**Given task:** Track down the lines that contain "ICCA" and copy them.
══ Entries supplied
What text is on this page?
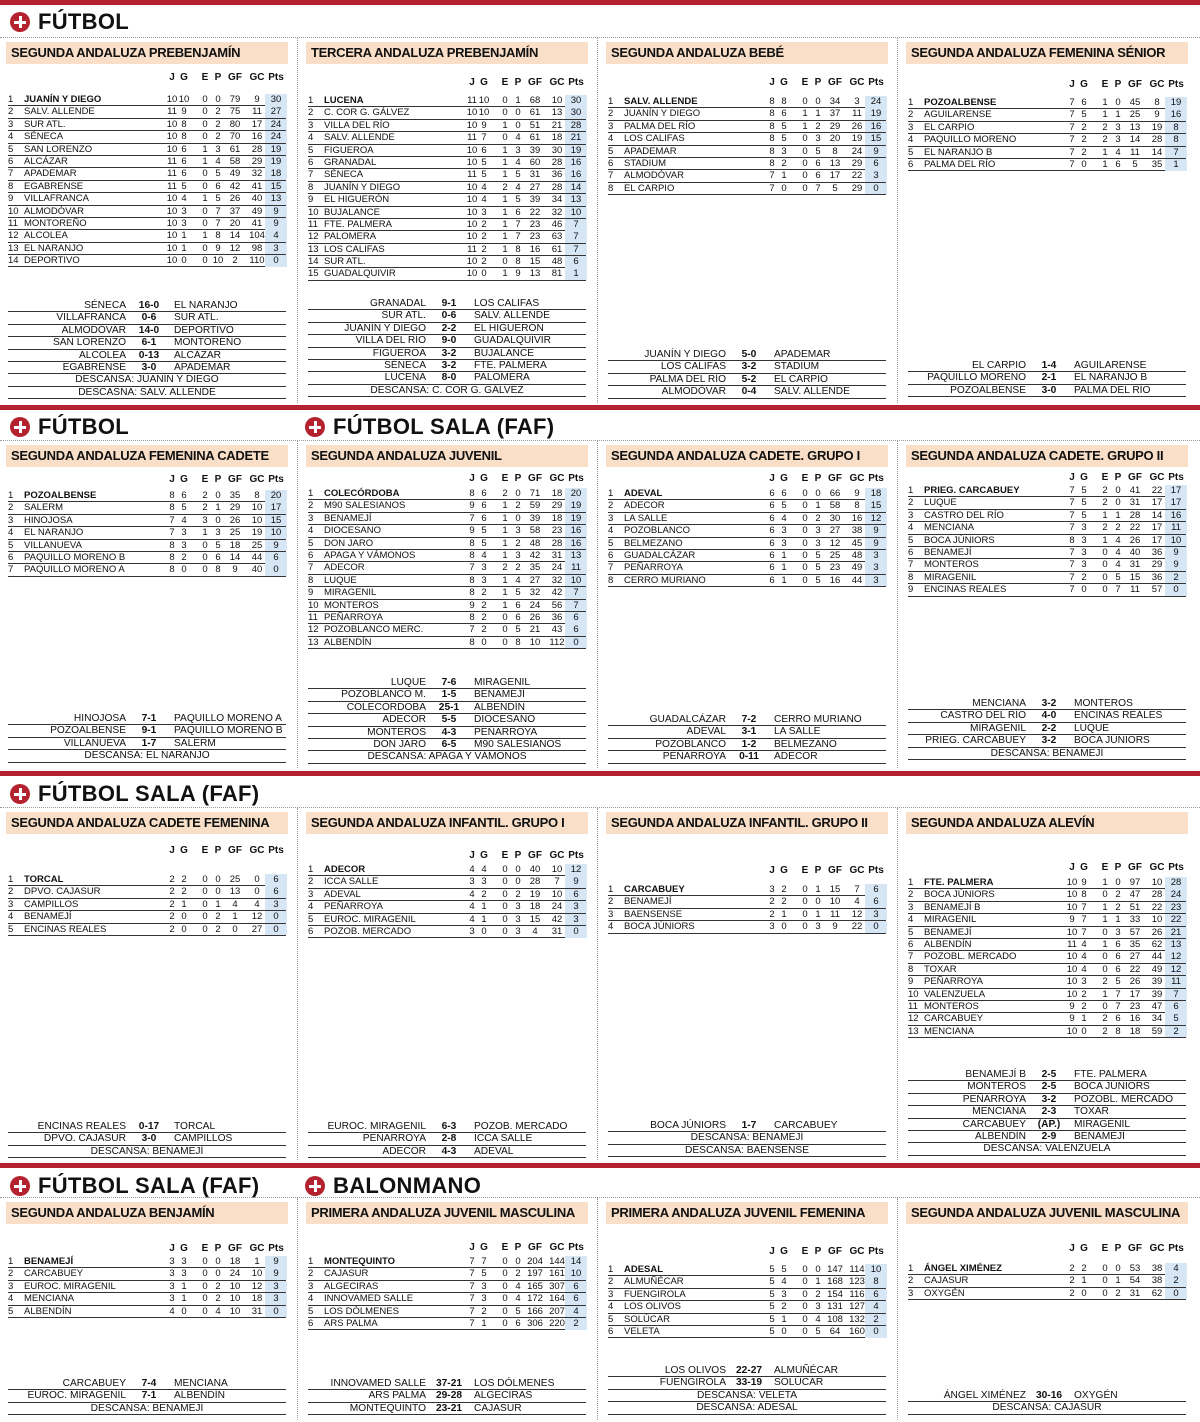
FÚTBOL
SEGUNDA ANDALUZA PREBENJAMÍN
J G	E P GF GC Pts
1	JUANÍN Y DIEGO	10 10	0 0 79	9	30
2	SALV. ALLENDE	11 9	0 2 75	11 27
3	SUR ATL.	10 8	0 2 80	17 24
4	SÉNECA	10 8	0 2 70	16 24
5	SAN LORENZO	10 6	1 3 61	28 19
6	ALCÁZAR	11 6	1 4 58	29 19
7	APADEMAR	11 6	0 5 49	32 18
8	EGABRENSE	11 5	0 6 42	41 15
9	VILLAFRANCA	10 4	1 5 26	40 13
10 ALMODÓVAR	10 3	0 7 37	49	9
11 MONTOREÑO	10 3	0 7 20	41	9
12 ALCOLEA	10 1	1 8 14 104 4
13 EL NARANJO	10 1	0 9 12	98	3
14 DEPORTIVO	10 0	0 10 2	110 0
SÉNECA	16-0	EL NARANJO
VILLAFRANCA	0-6	SUR ATL.
ALMODÓVAR	14-0	DEPORTIVO
SAN LORENZO	6-1	MONTOREÑO
ALCOLEA	0-13	ALCÁZAR
EGABRENSE	3-0	APADEMAR
DESCANSA: JUANÍN Y DIEGO
DESCASNA: SALV. ALLENDE
TERCERA ANDALUZA PREBENJAMÍN
J G	E P GF GC Pts
1	LUCENA	11 10	0 1 68	10 30
2	C. COR G. GÁLVEZ	10 10	0 0 61	13 30
3	VILLA DEL RÍO	10 9	1 0 51	21 28
4	SALV. ALLENDE	11 7	0 4 61	18 21
5	FIGUEROA	10 6	1 3 39	30 19
6	GRANADAL	10 5	1 4 60	28 16
7	SÉNECA	11 5	1 5 31	36 16
8	JUANÍN Y DIEGO	10 4	2 4 27	28 14
9	EL HIGUERÓN	10 4	1 5 39	34 13
10 BUJALANCE	10 3	1 6 22	32 10
11 FTE. PALMERA	10 2	1 7 23	46	7
12 PALOMERA	10 2	1 7 23	63	7
13 LOS CALIFAS	11 2	1 8 16	61	7
14 SUR ATL.	10 2	0 8 15	48	6
15 GUADALQUIVIR	10 0	1 9 13	81	1
GRANADAL	9-1	LOS CALIFAS
SUR ATL.	0-6	SALV. ALLENDE
JUANÍN Y DIEGO	2-2	EL HIGUERÓN
VILLA DEL RÍO	9-0	GUADALQUIVIR
FIGUEROA	3-2	BUJALANCE
SÉNECA	3-2	FTE. PALMERA
LUCENA	8-0	PALOMERA
DESCANSA: C. COR G. GÁLVEZ
SEGUNDA ANDALUZA BEBÉ
J G	E P GF GC Pts
1	SALV. ALLENDE	8 8	0 0 34	3	24
2	JUANÍN Y DIEGO	8 6	1 1 37	11 19
3	PALMA DEL RÍO	8 5	1 2 29	26 16
4	LOS CALIFAS	8 5	0 3 20	19 15
5	APADEMAR	8 3	0 5	8	24	9
6	STADIUM	8 2	0 6 13	29	6
7	ALMODÓVAR	7 1	0 6 17	22	3
8	EL CARPIO	7 0	0 7	5	29	0
JUANÍN Y DIEGO	5-0	APADEMAR
LOS CALIFAS	3-2	STADIUM
PALMA DEL RÍO	5-2	EL CARPIO
ALMODÓVAR	0-4	SALV. ALLENDE
SEGUNDA ANDALUZA FEMENINA SÉNIOR
J G	E P GF GC Pts
1	POZOALBENSE	7 6	1 0 45	8	19
2	AGUILARENSE	7 5	1 1 25	9	16
3	EL CARPIO	7 2	2 3 13	19	8
4	PAQUILLO MORENO	7 2	2 3 14	28	8
5	EL NARANJO B	7 2	1 4 11	14	7
6	PALMA DEL RÍO	7 0	1 6	5	35	1
EL CARPIO	1-4	AGUILARENSE
PAQUILLO MORENO	2-1	EL NARANJO B
POZOALBENSE	3-0	PALMA DEL RÍO
FÚTBOL	FÚTBOL SALA (FAF)
SEGUNDA ANDALUZA FEMENINA CADETE
J G	E P GF GC Pts
1	POZOALBENSE	8 6	2 0 35	8	20
2	SALERM	8 5	2 1 29	10 17
3	HINOJOSA	7 4	3 0 26	10 15
4	EL NARANJO	7 3	1 3 25	19 10
5	VILLANUEVA	8 3	0 5 18	25	9
6	PAQUILLO MORENO B	8 2	0 6 14	44	6
7	PAQUILLO MORENO A	8 0	0 8	9	40	0
HINOJOSA	7-1	PAQUILLO MORENO A
POZOALBENSE	9-1	PAQUILLO MORENO B
VILLANUEVA	1-7	SALERM
DESCANSA: EL NARANJO
SEGUNDA ANDALUZA JUVENIL
J G	E P GF GC Pts
1	COLECÓRDOBA	8 6	2 0 71	18 20
2	M90 SALESIANOS	9 6	1 2 59	29 19
3	BENAMEJÍ	7 6	1 0 39	18 19
4	DIOCESANO	9 5	1 3 58	23 16
5	DON JARO	8 5	1 2 48	28 16
6	APAGA Y VÁMONOS	8 4	1 3 42	31 13
7	ADECOR	7 3	2 2 35	24 11
8	LUQUE	8 3	1 4 27	32 10
9	MIRAGENIL	8 2	1 5 32	42	7
10 MONTEROS	9 2	1 6 24	56	7
11 PEÑARROYA	8 2	0 6 26	36	6
12 POZOBLANCO MERC.	7 2	0 5 21	43	6
13 ALBENDÍN	8 0	0 8 10 112 0
LUQUE	7-6	MIRAGENIL
POZOBLANCO M.	1-5	BENAMEJÍ
COLECÓRDOBA	25-1	ALBENDÍN
ADECOR	5-5	DIOCESANO
MONTEROS	4-3	PEÑARROYA
DON JARO	6-5	M90 SALESIANOS
DESCANSA: APAGA Y VÁMONOS
SEGUNDA ANDALUZA CADETE. GRUPO I
J G	E P GF GC Pts
1	ADEVAL	6 6	0 0 66	9	18
2	ADECOR	6 5	0 1 58	8	15
3	LA SALLE	6 4	0 2 30	16 12
4	POZOBLANCO	6 3	0 3 27	38	9
5	BELMEZANO	6 3	0 3 12	45	9
6	GUADALCÁZAR	6 1	0 5 25	48	3
7	PEÑARROYA	6 1	0 5 23	49	3
8	CERRO MURIANO	6 1	0 5 16	44	3
GUADALCÁZAR	7-2	CERRO MURIANO
ADEVAL	3-1	LA SALLE
POZOBLANCO	1-2	BELMEZANO
PEÑARROYA	0-11	ADECOR
SEGUNDA ANDALUZA CADETE. GRUPO II
J G	E P GF GC Pts
1	PRIEG. CARCABUEY	7 5	2 0 41	22 17
2	LUQUE	7 5	2 0 31	17 17
3	CASTRO DEL RÍO	7 5	1 1 28	14 16
4	MENCIANA	7 3	2 2 22	17 11
5	BOCA JÚNIORS	8 3	1 4 26	17 10
6	BENAMEJÍ	7 3	0 4 40	36	9
7	MONTEROS	7 3	0 4 31	29	9
8	MIRAGENIL	7 2	0 5 15	36	2
9	ENCINAS REALES	7 0	0 7 11	57	0
MENCIANA	3-2	MONTEROS
CASTRO DEL RÍO	4-0	ENCINAS REALES
MIRAGENIL	2-2	LUQUE
PRIEG. CARCABUEY	3-2	BOCA JÚNIORS
DESCANSA: BENAMEJÍ
FÚTBOL SALA (FAF)
SEGUNDA ANDALUZA CADETE FEMENINA
J G	E P GF GC Pts
1	TORCAL	2 2	0 0 25	0	6
2	DPVO. CAJASUR	2 2	0 0 13	0	6
3	CAMPILLOS	2 1	0 1	4	4	3
4	BENAMEJÍ	2 0	0 2	1	12	0
5	ENCINAS REALES	2 0	0 2	0	27	0
ENCINAS REALES	0-17	TORCAL
DPVO. CAJASUR	3-0	CAMPILLOS
DESCANSA: BENAMEJÍ
SEGUNDA ANDALUZA INFANTIL. GRUPO I
J G	E P GF GC Pts
1	ADECOR	4 4	0 0 40	10 12
2	ICCA SALLE	3 3	0 0 28	7	9
3	ADEVAL	4 2	0 2 19	10	6
4	PEÑARROYA	4 1	0 3 18	24	3
5	EUROC. MIRAGENIL	4 1	0 3 15	42	3
6	POZOB. MERCADO	3 0	0 3	4	31	0
EUROC. MIRAGENIL	6-3	POZOB. MERCADO
PEÑARROYA	2-8	ICCA SALLE
ADECOR	4-3	ADEVAL
SEGUNDA ANDALUZA INFANTIL. GRUPO II
J G	E P GF GC Pts
1	CARCABUEY	3 2	0 1 15	7	6
2	BENAMEJÍ	2 2	0 0 10	4	6
3	BAENSENSE	2 1	0 1 11	12	3
4	BOCA JÚNIORS	3 0	0 3	9	22	0
BOCA JÚNIORS	1-7	CARCABUEY
DESCANSA: BENAMEJÍ
DESCANSA: BAENSENSE
SEGUNDA ANDALUZA ALEVÍN
J G	E P GF GC Pts
1	FTE. PALMERA	10 9	1 0 97	10 28
2	BOCA JÚNIORS	10 8	0 2 47	28 24
3	BENAMEJÍ B	10 7	1 2 51	22 23
4	MIRAGENIL	9 7	1 1 33	10 22
5	BENAMEJÍ	10 7	0 3 57	26 21
6	ALBENDÍN	11 4	1 6 35	62 13
7	POZOBL. MERCADO	10 4	0 6 27	44 12
8	TOXAR	10 4	0 6 22	49 12
9	PEÑARROYA	10 3	2 5 26	39 11
10 VALENZUELA	10 2	1 7 17	39	7
11 MONTEROS	9 2	0 7 23	47	6
12 CARCABUEY	9 1	2 6 16	34	5
13 MENCIANA	10 0	2 8 18	59	2
BENAMEJÍ B	2-5	FTE. PALMERA
MONTEROS	2-5	BOCA JÚNIORS
PEÑARROYA	3-2	POZOBL. MERCADO
MENCIANA	2-3	TOXAR
CARCABUEY	(AP.)	MIRAGENIL
ALBENDÍN	2-9	BENAMEJÍ
DESCANSA: VALENZUELA
FÚTBOL SALA (FAF)	BALONMANO
SEGUNDA ANDALUZA BENJAMÍN
J G	E P GF GC Pts
1	BENAMEJÍ	3 3	0 0 18	1	9
2	CARCABUEY	3 3	0 0 24	10	9
3	EUROC. MIRAGENIL	3 1	0 2 10	12	3
4	MENCIANA	3 1	0 2 10	18	3
5	ALBENDÍN	4 0	0 4 10	31	0
CARCABUEY	7-4	MENCIANA
EUROC. MIRAGENIL	7-1	ALBENDÍN
DESCANSA: BENAMEJÍ
PRIMERA ANDALUZA JUVENIL MASCULINA
J G	E P GF GC Pts
1	MONTEQUINTO	7 7	0 0 204 144 14
2	CAJASUR	7 5	0 2 197 161 10
3	ALGECIRAS	7 3	0 4 165 307 6
4	INNOVAMED SALLE	7 3	0 4 172 164 6
5	LOS DÓLMENES	7 2	0 5 166 207 4
6	ARS PALMA	7 1	0 6 306 220 2
INNOVAMED SALLE 37-21	LOS DÓLMENES
ARS PALMA 29-28	ALGECIRAS
MONTEQUINTO 23-21	CAJASUR
PRIMERA ANDALUZA JUVENIL FEMENINA
J G	E P GF GC Pts
1	ADESAL	5 5	0 0 147 114 10
2	ALMUÑÉCAR	5 4	0 1 168 123 8
3	FUENGIROLA	5 3	0 2 154 116 6
4	LOS OLIVOS	5 2	0 3 131 127 4
5	SOLÚCAR	5 1	0 4 108 132 2
6	VELETA	5 0	0 5 64 160 0
LOS OLIVOS 22-27	ALMUÑÉCAR
FUENGIROLA 33-19	SOLÚCAR
DESCANSA: VELETA
DESCANSA: ADESAL
SEGUNDA ANDALUZA JUVENIL MASCULINA
J G	E P GF GC Pts
1	ÁNGEL XIMÉNEZ	2 2	0 0 53	38	4
2	CAJASUR	2 1	0 1 54	38	2
3	OXYGÉN	2 0	0 2 31	62	0
ÁNGEL XIMÉNEZ 30-16	OXYGÉN
DESCANSA: CAJASUR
════
**Complete output:**
2	ICCA SALLE	3 3	0 0 28	7	9
PEÑARROYA	2-8	ICCA SALLE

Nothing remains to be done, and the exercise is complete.